Work to complete: Leaving the pictures aside, transcribe every line below exactly.

Material to process:
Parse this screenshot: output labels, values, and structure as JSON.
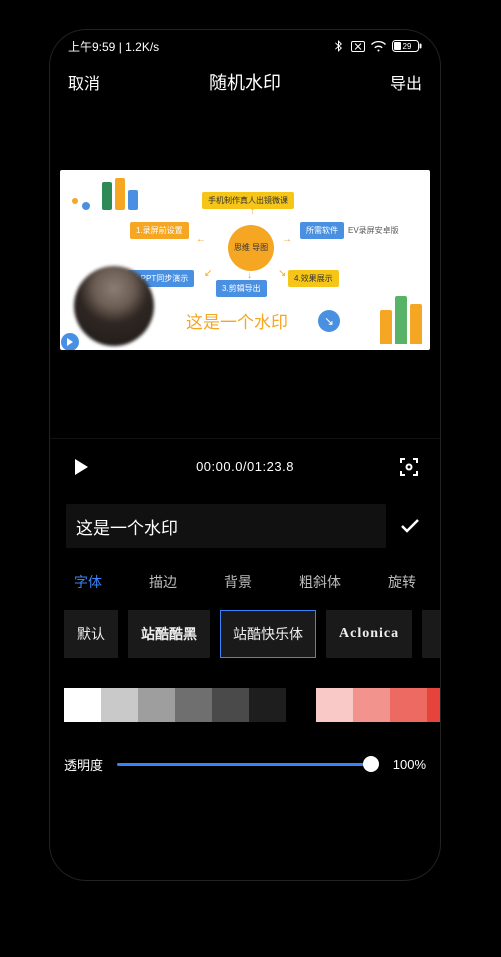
{
  "status": {
    "time_net": "上午9:59 | 1.2K/s",
    "battery": "29"
  },
  "nav": {
    "cancel": "取消",
    "title": "随机水印",
    "export": "导出"
  },
  "preview": {
    "watermark_text": "这是一个水印",
    "mm_center": "思维\n导图",
    "mm_top": "手机制作真人出镜微课",
    "mm_left1": "1.录屏前设置",
    "mm_left2": "2.PPT同步演示",
    "mm_right1": "所需软件",
    "mm_right2": "4.效果展示",
    "mm_bottom": "3.剪辑导出",
    "mm_rightlabel": "EV录屏安卓版"
  },
  "playback": {
    "time": "00:00.0/01:23.8"
  },
  "input": {
    "value": "这是一个水印"
  },
  "tabs": {
    "font": "字体",
    "stroke": "描边",
    "bg": "背景",
    "bold": "粗斜体",
    "rotate": "旋转"
  },
  "fonts": {
    "default": "默认",
    "zkkh": "站酷酷黑",
    "zkkl": "站酷快乐体",
    "aclonica": "Aclonica"
  },
  "opacity": {
    "label": "透明度",
    "value": "100%"
  }
}
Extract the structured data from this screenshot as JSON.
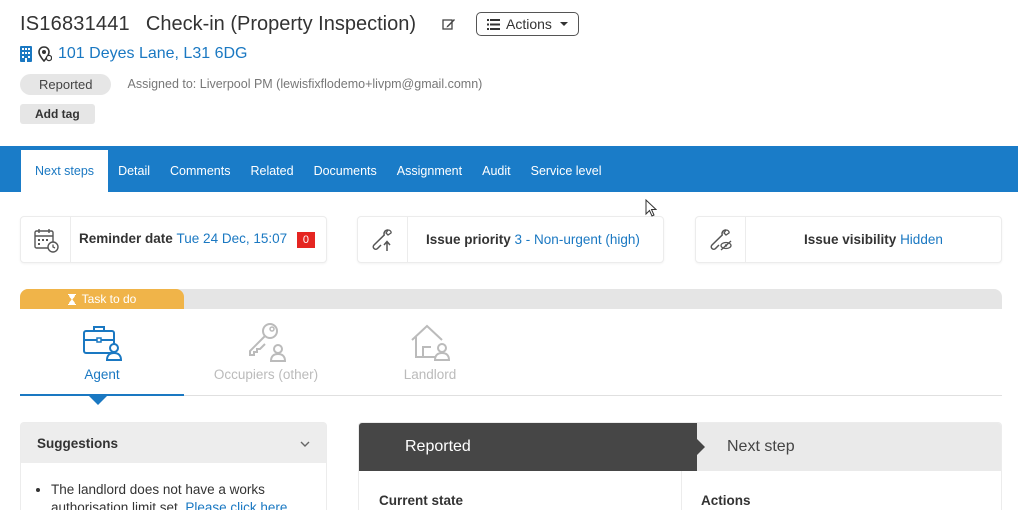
{
  "header": {
    "issue_id": "IS16831441",
    "title": "Check-in (Property Inspection)",
    "actions_label": "Actions",
    "address": "101 Deyes Lane, L31 6DG",
    "status": "Reported",
    "assigned": "Assigned to: Liverpool PM (lewisfixflodemo+livpm@gmail.comn)",
    "add_tag": "Add tag"
  },
  "tabs": [
    {
      "label": "Next steps",
      "active": true
    },
    {
      "label": "Detail"
    },
    {
      "label": "Comments"
    },
    {
      "label": "Related"
    },
    {
      "label": "Documents"
    },
    {
      "label": "Assignment"
    },
    {
      "label": "Audit"
    },
    {
      "label": "Service level"
    }
  ],
  "cards": {
    "reminder": {
      "label": "Reminder date",
      "value": "Tue 24 Dec, 15:07",
      "count": "0"
    },
    "priority": {
      "label": "Issue priority",
      "value": "3 - Non-urgent (high)"
    },
    "visibility": {
      "label": "Issue visibility",
      "value": "Hidden"
    }
  },
  "task": {
    "label": "Task to do"
  },
  "roles": [
    {
      "label": "Agent",
      "active": true
    },
    {
      "label": "Occupiers (other)"
    },
    {
      "label": "Landlord"
    }
  ],
  "suggestions": {
    "title": "Suggestions",
    "item_text": "The landlord does not have a works authorisation limit set.",
    "item_link": "Please click here"
  },
  "workflow": {
    "current": "Reported",
    "next": "Next step",
    "col_left": "Current state",
    "col_right": "Actions"
  },
  "colors": {
    "accent": "#1a7cc8",
    "link": "#1a78c2",
    "task": "#f0b449",
    "alert": "#e52521"
  }
}
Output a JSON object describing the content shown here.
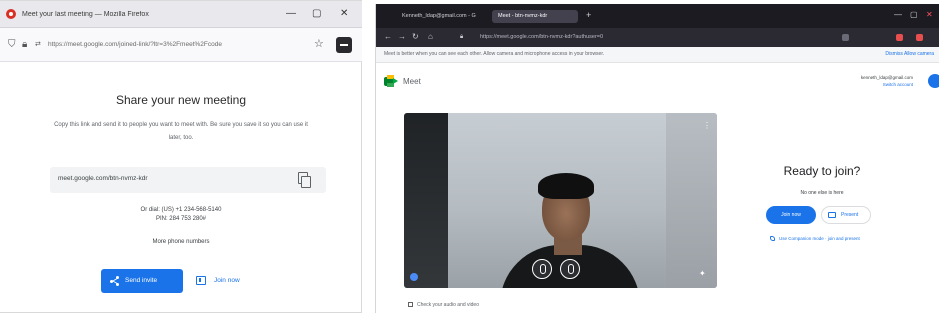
{
  "left_window": {
    "title": "Meet your last meeting — Mozilla Firefox",
    "url": "https://meet.google.com/joined-link/?ltr=3%2Fmeet%2Fcode",
    "heading": "Share your new meeting",
    "description": "Copy this link and send it to people you want to meet with. Be sure you save it so you can use it later, too.",
    "meeting_link": "meet.google.com/btn-nvmz-kdr",
    "dial_in": "Or dial: (US) +1 234-568-5140 PIN: 284 753 280#",
    "dial_in_line1": "Or dial: (US) +1 234-568-5140",
    "dial_in_line2": "PIN: 284 753 280#",
    "more_phone_numbers": "More phone numbers",
    "send_invite_label": "Send invite",
    "join_now_label": "Join now"
  },
  "right_window": {
    "tabs": [
      "Kenneth_ldap@gmail.com - G",
      "Meet - btn-nvmz-kdr"
    ],
    "url": "https://meet.google.com/btn-nvmz-kdr?authuser=0",
    "banner_text": "Meet is better when you can see each other. Allow camera and microphone access in your browser.",
    "banner_action": "Dismiss   Allow camera",
    "app_name": "Meet",
    "account_line1": "kenneth_ldap@gmail.com",
    "account_line2": "Switch account",
    "ready_title": "Ready to join?",
    "no_one_here": "No one else is here",
    "join_now_label": "Join now",
    "present_label": "Present",
    "companion_text": "Use Companion mode · join and present",
    "check_audio": "Check your audio and video"
  },
  "colors": {
    "accent": "#1a73e8",
    "meet_green": "#00832d",
    "dark_chrome": "#1c1b22"
  },
  "icons": [
    "copy-icon",
    "share-icon",
    "join-meeting-icon",
    "mic-icon",
    "effects-icon",
    "more-options-icon",
    "present-icon",
    "phone-icon"
  ]
}
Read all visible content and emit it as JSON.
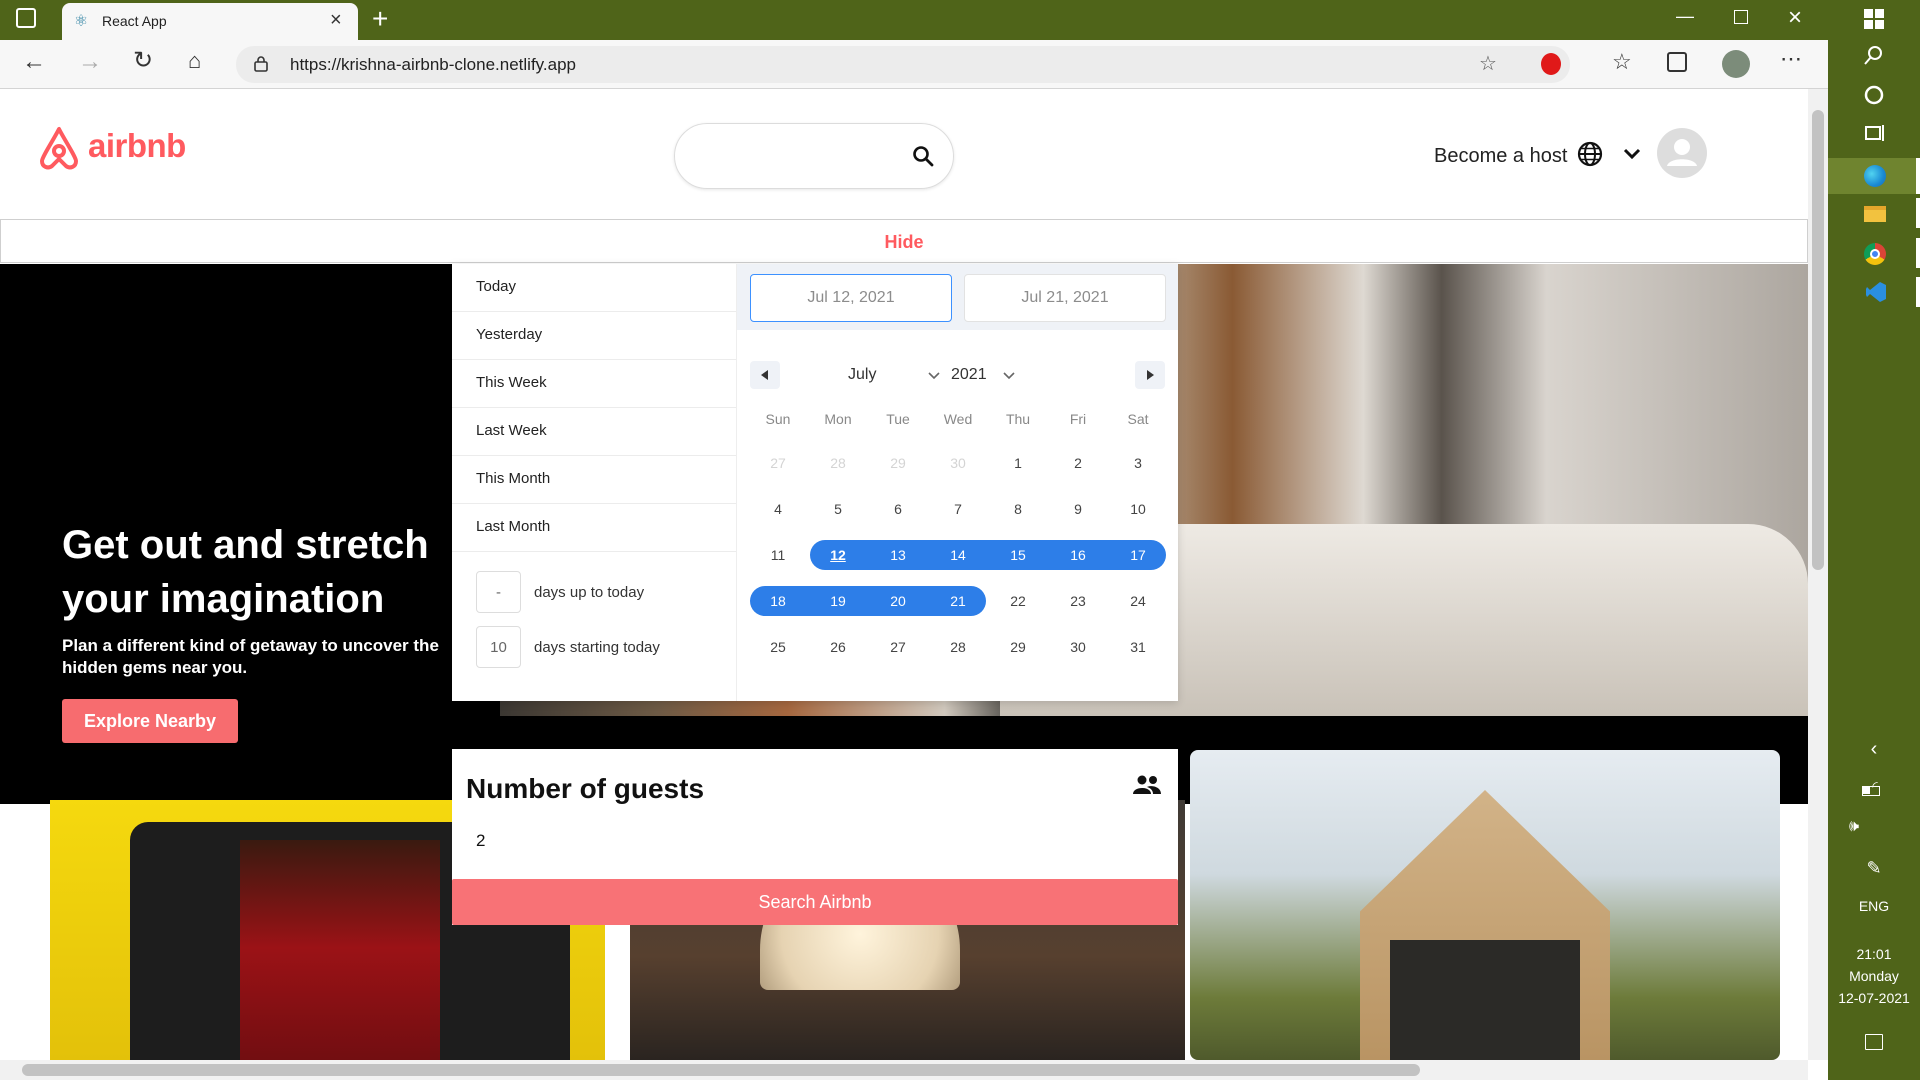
{
  "browser": {
    "tab_title": "React App",
    "url": "https://krishna-airbnb-clone.netlify.app",
    "icons": [
      "tab-actions-icon",
      "react-icon",
      "close-icon",
      "new-tab-icon",
      "back-icon",
      "forward-icon",
      "refresh-icon",
      "home-icon",
      "lock-icon",
      "add-favorite-icon",
      "extension-icon",
      "favorites-icon",
      "collections-icon",
      "profile-avatar",
      "more-icon"
    ]
  },
  "header": {
    "logo_text": "airbnb",
    "become_host": "Become a host",
    "search_placeholder": ""
  },
  "hide_bar": {
    "label": "Hide"
  },
  "hero": {
    "title_line1": "Get out and stretch",
    "title_line2": "your imagination",
    "subtitle_line1": "Plan a different kind of getaway to uncover the",
    "subtitle_line2": "hidden gems near you.",
    "button": "Explore Nearby"
  },
  "date_picker": {
    "ranges": [
      "Today",
      "Yesterday",
      "This Week",
      "Last Week",
      "This Month",
      "Last Month"
    ],
    "days_up_to_today": {
      "value": "-",
      "label": "days up to today"
    },
    "days_starting_today": {
      "value": "10",
      "label": "days starting today"
    },
    "start_date": "Jul 12, 2021",
    "end_date": "Jul 21, 2021",
    "month": "July",
    "year": "2021",
    "weekdays": [
      "Sun",
      "Mon",
      "Tue",
      "Wed",
      "Thu",
      "Fri",
      "Sat"
    ],
    "weeks": [
      [
        "27",
        "28",
        "29",
        "30",
        "1",
        "2",
        "3"
      ],
      [
        "4",
        "5",
        "6",
        "7",
        "8",
        "9",
        "10"
      ],
      [
        "11",
        "12",
        "13",
        "14",
        "15",
        "16",
        "17"
      ],
      [
        "18",
        "19",
        "20",
        "21",
        "22",
        "23",
        "24"
      ],
      [
        "25",
        "26",
        "27",
        "28",
        "29",
        "30",
        "31"
      ]
    ]
  },
  "guests": {
    "title": "Number of guests",
    "value": "2",
    "search_button": "Search Airbnb"
  },
  "taskbar": {
    "language": "ENG",
    "time": "21:01",
    "day": "Monday",
    "date": "12-07-2021"
  },
  "colors": {
    "brand": "#ff5a5f",
    "accent": "#2d7ee8",
    "chrome": "#4f6419"
  }
}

Task output:
Parse this screenshot: output labels, values, and structure as JSON.
{
  "status": {
    "time_net": "上午9:59 | 1.2K/s",
    "battery": "29"
  },
  "nav": {
    "cancel": "取消",
    "title": "随机水印",
    "export": "导出"
  },
  "preview": {
    "watermark_text": "这是一个水印",
    "mm_center": "思维\n导图",
    "mm_top": "手机制作真人出镜微课",
    "mm_left1": "1.录屏前设置",
    "mm_left2": "2.PPT同步演示",
    "mm_right1": "所需软件",
    "mm_right2": "4.效果展示",
    "mm_bottom": "3.剪辑导出",
    "mm_rightlabel": "EV录屏安卓版"
  },
  "playback": {
    "time": "00:00.0/01:23.8"
  },
  "input": {
    "value": "这是一个水印"
  },
  "tabs": {
    "font": "字体",
    "stroke": "描边",
    "bg": "背景",
    "bold": "粗斜体",
    "rotate": "旋转"
  },
  "fonts": {
    "default": "默认",
    "zkkh": "站酷酷黑",
    "zkkl": "站酷快乐体",
    "aclonica": "Aclonica"
  },
  "opacity": {
    "label": "透明度",
    "value": "100%"
  }
}
Extract the structured data from this screenshot as JSON.
{
  "header": {
    "issue_id": "IS16831441",
    "title": "Check-in (Property Inspection)",
    "actions_label": "Actions",
    "address": "101 Deyes Lane, L31 6DG",
    "status": "Reported",
    "assigned": "Assigned to: Liverpool PM (lewisfixflodemo+livpm@gmail.comn)",
    "add_tag": "Add tag"
  },
  "tabs": [
    {
      "label": "Next steps",
      "active": true
    },
    {
      "label": "Detail"
    },
    {
      "label": "Comments"
    },
    {
      "label": "Related"
    },
    {
      "label": "Documents"
    },
    {
      "label": "Assignment"
    },
    {
      "label": "Audit"
    },
    {
      "label": "Service level"
    }
  ],
  "cards": {
    "reminder": {
      "label": "Reminder date",
      "value": "Tue 24 Dec, 15:07",
      "count": "0"
    },
    "priority": {
      "label": "Issue priority",
      "value": "3 - Non-urgent (high)"
    },
    "visibility": {
      "label": "Issue visibility",
      "value": "Hidden"
    }
  },
  "task": {
    "label": "Task to do"
  },
  "roles": [
    {
      "label": "Agent",
      "active": true
    },
    {
      "label": "Occupiers (other)"
    },
    {
      "label": "Landlord"
    }
  ],
  "suggestions": {
    "title": "Suggestions",
    "item_text": "The landlord does not have a works authorisation limit set.",
    "item_link": "Please click here"
  },
  "workflow": {
    "current": "Reported",
    "next": "Next step",
    "col_left": "Current state",
    "col_right": "Actions"
  },
  "colors": {
    "accent": "#1a7cc8",
    "link": "#1a78c2",
    "task": "#f0b449",
    "alert": "#e52521"
  }
}
Output a JSON object describing the content shown here.
{
  "left_window": {
    "title": "Meet your last meeting — Mozilla Firefox",
    "url": "https://meet.google.com/joined-link/?ltr=3%2Fmeet%2Fcode",
    "heading": "Share your new meeting",
    "description": "Copy this link and send it to people you want to meet with. Be sure you save it so you can use it later, too.",
    "meeting_link": "meet.google.com/btn-nvmz-kdr",
    "dial_in": "Or dial: (US) +1 234-568-5140 PIN: 284 753 280#",
    "dial_in_line1": "Or dial: (US) +1 234-568-5140",
    "dial_in_line2": "PIN: 284 753 280#",
    "more_phone_numbers": "More phone numbers",
    "send_invite_label": "Send invite",
    "join_now_label": "Join now"
  },
  "right_window": {
    "tabs": [
      "Kenneth_ldap@gmail.com - G",
      "Meet - btn-nvmz-kdr"
    ],
    "url": "https://meet.google.com/btn-nvmz-kdr?authuser=0",
    "banner_text": "Meet is better when you can see each other. Allow camera and microphone access in your browser.",
    "banner_action": "Dismiss   Allow camera",
    "app_name": "Meet",
    "account_line1": "kenneth_ldap@gmail.com",
    "account_line2": "Switch account",
    "ready_title": "Ready to join?",
    "no_one_here": "No one else is here",
    "join_now_label": "Join now",
    "present_label": "Present",
    "companion_text": "Use Companion mode · join and present",
    "check_audio": "Check your audio and video"
  },
  "colors": {
    "accent": "#1a73e8",
    "meet_green": "#00832d",
    "dark_chrome": "#1c1b22"
  },
  "icons": [
    "copy-icon",
    "share-icon",
    "join-meeting-icon",
    "mic-icon",
    "effects-icon",
    "more-options-icon",
    "present-icon",
    "phone-icon"
  ]
}
Read all visible content and emit it as JSON.
{
  "browser": {
    "tab_title": "React App",
    "url": "https://krishna-airbnb-clone.netlify.app",
    "icons": [
      "tab-actions-icon",
      "react-icon",
      "close-icon",
      "new-tab-icon",
      "back-icon",
      "forward-icon",
      "refresh-icon",
      "home-icon",
      "lock-icon",
      "add-favorite-icon",
      "extension-icon",
      "favorites-icon",
      "collections-icon",
      "profile-avatar",
      "more-icon"
    ]
  },
  "header": {
    "logo_text": "airbnb",
    "become_host": "Become a host",
    "search_placeholder": ""
  },
  "hide_bar": {
    "label": "Hide"
  },
  "hero": {
    "title_line1": "Get out and stretch",
    "title_line2": "your imagination",
    "subtitle_line1": "Plan a different kind of getaway to uncover the",
    "subtitle_line2": "hidden gems near you.",
    "button": "Explore Nearby"
  },
  "date_picker": {
    "ranges": [
      "Today",
      "Yesterday",
      "This Week",
      "Last Week",
      "This Month",
      "Last Month"
    ],
    "days_up_to_today": {
      "value": "-",
      "label": "days up to today"
    },
    "days_starting_today": {
      "value": "10",
      "label": "days starting today"
    },
    "start_date": "Jul 12, 2021",
    "end_date": "Jul 21, 2021",
    "month": "July",
    "year": "2021",
    "weekdays": [
      "Sun",
      "Mon",
      "Tue",
      "Wed",
      "Thu",
      "Fri",
      "Sat"
    ],
    "weeks": [
      [
        "27",
        "28",
        "29",
        "30",
        "1",
        "2",
        "3"
      ],
      [
        "4",
        "5",
        "6",
        "7",
        "8",
        "9",
        "10"
      ],
      [
        "11",
        "12",
        "13",
        "14",
        "15",
        "16",
        "17"
      ],
      [
        "18",
        "19",
        "20",
        "21",
        "22",
        "23",
        "24"
      ],
      [
        "25",
        "26",
        "27",
        "28",
        "29",
        "30",
        "31"
      ]
    ]
  },
  "guests": {
    "title": "Number of guests",
    "value": "2",
    "search_button": "Search Airbnb"
  },
  "taskbar": {
    "language": "ENG",
    "time": "21:01",
    "day": "Monday",
    "date": "12-07-2021"
  },
  "colors": {
    "brand": "#ff5a5f",
    "accent": "#2d7ee8",
    "chrome": "#4f6419"
  }
}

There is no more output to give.